:: Goal of the exercise ::
Each line that contains the string "results" counts once; report how many such lines appear in the data, as a number only.

[Stored data]
____________________
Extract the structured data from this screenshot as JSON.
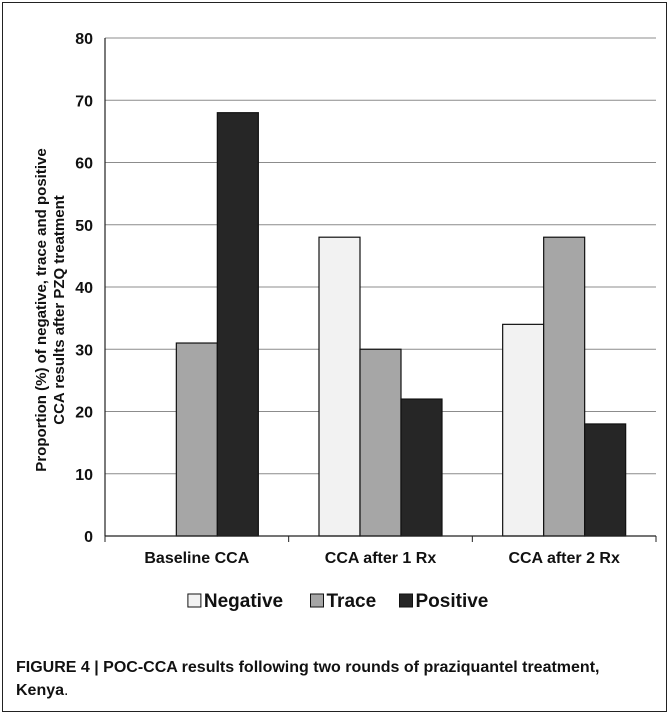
{
  "chart_data": {
    "type": "bar",
    "title": "",
    "xlabel": "",
    "ylabel_line1": "Proportion (%) of negative, trace and positive",
    "ylabel_line2": "CCA results after PZQ treatment",
    "ylim": [
      0,
      80
    ],
    "yticks": [
      0,
      10,
      20,
      30,
      40,
      50,
      60,
      70,
      80
    ],
    "grid": true,
    "legend_position": "bottom",
    "categories": [
      "Baseline CCA",
      "CCA after 1 Rx",
      "CCA after 2 Rx"
    ],
    "series": [
      {
        "name": "Negative",
        "color": "#f2f2f2",
        "values": [
          0,
          48,
          34
        ]
      },
      {
        "name": "Trace",
        "color": "#a6a6a6",
        "values": [
          31,
          30,
          48
        ]
      },
      {
        "name": "Positive",
        "color": "#262626",
        "values": [
          68,
          22,
          18
        ]
      }
    ]
  },
  "caption": {
    "label": "FIGURE 4 | ",
    "text": "POC-CCA results following two rounds of praziquantel treatment, Kenya",
    "end": "."
  }
}
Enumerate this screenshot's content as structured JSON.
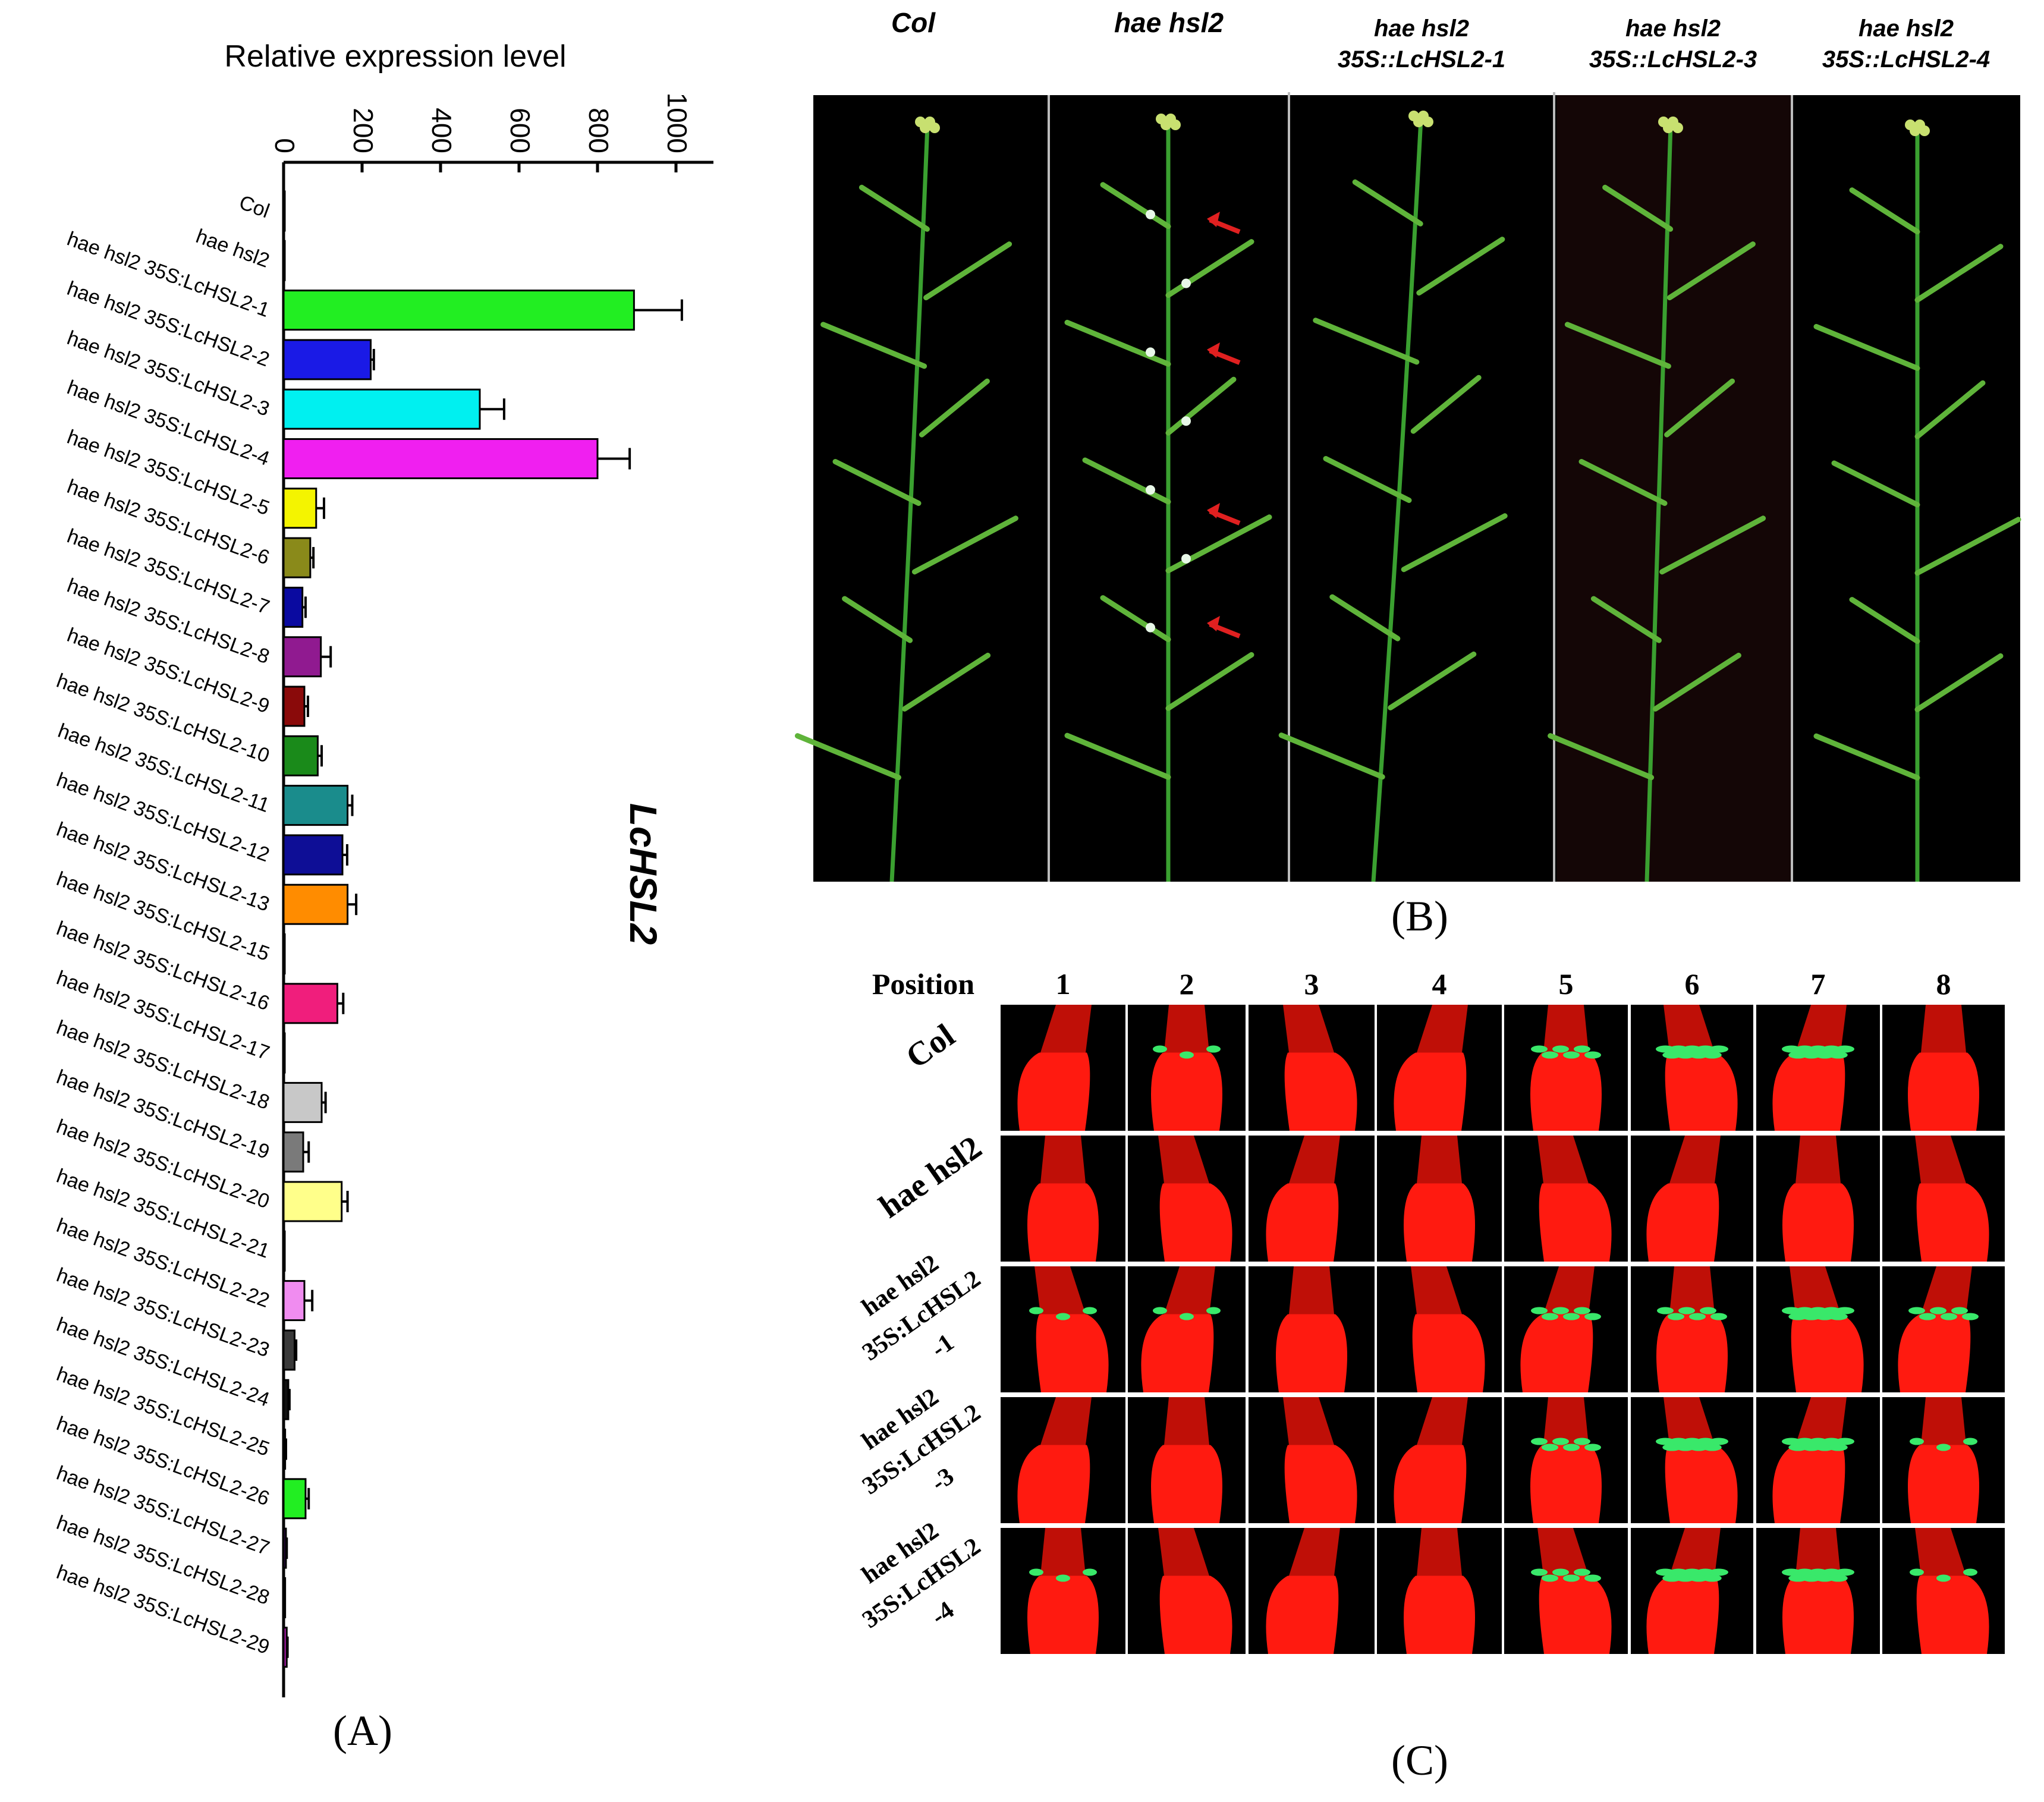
{
  "panel_a": {
    "letter": "(A)",
    "gene_label": "LcHSL2"
  },
  "chart_data": {
    "type": "bar",
    "orientation": "horizontal",
    "title": "",
    "xlabel": "Relative expression level",
    "ylabel": "",
    "xlim": [
      0,
      1000
    ],
    "ticks": [
      "0",
      "200",
      "400",
      "600",
      "800",
      "1000"
    ],
    "tick_values": [
      0,
      200,
      400,
      600,
      800,
      1000
    ],
    "categories": [
      "Col",
      "hae hsl2",
      "hae hsl2 35S:LcHSL2-1",
      "hae hsl2 35S:LcHSL2-2",
      "hae hsl2 35S:LcHSL2-3",
      "hae hsl2 35S:LcHSL2-4",
      "hae hsl2 35S:LcHSL2-5",
      "hae hsl2 35S:LcHSL2-6",
      "hae hsl2 35S:LcHSL2-7",
      "hae hsl2 35S:LcHSL2-8",
      "hae hsl2 35S:LcHSL2-9",
      "hae hsl2 35S:LcHSL2-10",
      "hae hsl2 35S:LcHSL2-11",
      "hae hsl2 35S:LcHSL2-12",
      "hae hsl2 35S:LcHSL2-13",
      "hae hsl2 35S:LcHSL2-15",
      "hae hsl2 35S:LcHSL2-16",
      "hae hsl2 35S:LcHSL2-17",
      "hae hsl2 35S:LcHSL2-18",
      "hae hsl2 35S:LcHSL2-19",
      "hae hsl2 35S:LcHSL2-20",
      "hae hsl2 35S:LcHSL2-21",
      "hae hsl2 35S:LcHSL2-22",
      "hae hsl2 35S:LcHSL2-23",
      "hae hsl2 35S:LcHSL2-24",
      "hae hsl2 35S:LcHSL2-25",
      "hae hsl2 35S:LcHSL2-26",
      "hae hsl2 35S:LcHSL2-27",
      "hae hsl2 35S:LcHSL2-28",
      "hae hsl2 35S:LcHSL2-29"
    ],
    "values": [
      1,
      1,
      893,
      222,
      500,
      800,
      83,
      68,
      48,
      95,
      53,
      87,
      163,
      150,
      163,
      2,
      137,
      1,
      97,
      50,
      148,
      1,
      53,
      28,
      12,
      4,
      56,
      6,
      4,
      8
    ],
    "errors": [
      0.5,
      0.5,
      122,
      8,
      62,
      82,
      20,
      8,
      8,
      25,
      9,
      10,
      12,
      12,
      22,
      1,
      15,
      1,
      10,
      14,
      15,
      1,
      20,
      4,
      3,
      2,
      8,
      2,
      1,
      2
    ],
    "colors": [
      "#000000",
      "#000000",
      "#22ee22",
      "#1a1ae6",
      "#00f0f0",
      "#f01ff0",
      "#f4f400",
      "#8a8a1a",
      "#0a0aa0",
      "#901a90",
      "#8a0a0a",
      "#1a8a1a",
      "#1a8c8c",
      "#0e0e96",
      "#ff8c00",
      "#000000",
      "#f01e7c",
      "#000000",
      "#c8c8c8",
      "#7a7a7a",
      "#ffff8a",
      "#000000",
      "#f08cf0",
      "#3a3a3a",
      "#111111",
      "#6a0a0a",
      "#22ee22",
      "#3a0a5a",
      "#0a5a5a",
      "#a01aa0"
    ]
  },
  "panel_b": {
    "letter": "(B)",
    "columns": [
      {
        "line1": "Col",
        "line2": ""
      },
      {
        "line1": "hae hsl2",
        "line2": ""
      },
      {
        "line1": "hae hsl2",
        "line2": "35S::LcHSL2-1"
      },
      {
        "line1": "hae hsl2",
        "line2": "35S::LcHSL2-3"
      },
      {
        "line1": "hae hsl2",
        "line2": "35S::LcHSL2-4"
      }
    ]
  },
  "panel_c": {
    "letter": "(C)",
    "position_label": "Position",
    "positions": [
      "1",
      "2",
      "3",
      "4",
      "5",
      "6",
      "7",
      "8"
    ],
    "rows": [
      {
        "lines": [
          "Col"
        ]
      },
      {
        "lines": [
          "hae hsl2"
        ]
      },
      {
        "lines": [
          "hae hsl2",
          "35S:LcHSL2",
          "-1"
        ]
      },
      {
        "lines": [
          "hae hsl2",
          "35S:LcHSL2",
          "-3"
        ]
      },
      {
        "lines": [
          "hae hsl2",
          "35S:LcHSL2",
          "-4"
        ]
      }
    ],
    "gfp_levels": [
      [
        0,
        1,
        0,
        0,
        2,
        3,
        3,
        0
      ],
      [
        0,
        0,
        0,
        0,
        0,
        0,
        0,
        0
      ],
      [
        1,
        1,
        0,
        0,
        2,
        2,
        3,
        2
      ],
      [
        0,
        0,
        0,
        0,
        2,
        3,
        3,
        1
      ],
      [
        1,
        0,
        0,
        0,
        2,
        3,
        3,
        1
      ]
    ]
  }
}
____________________
:: Finished task ::
2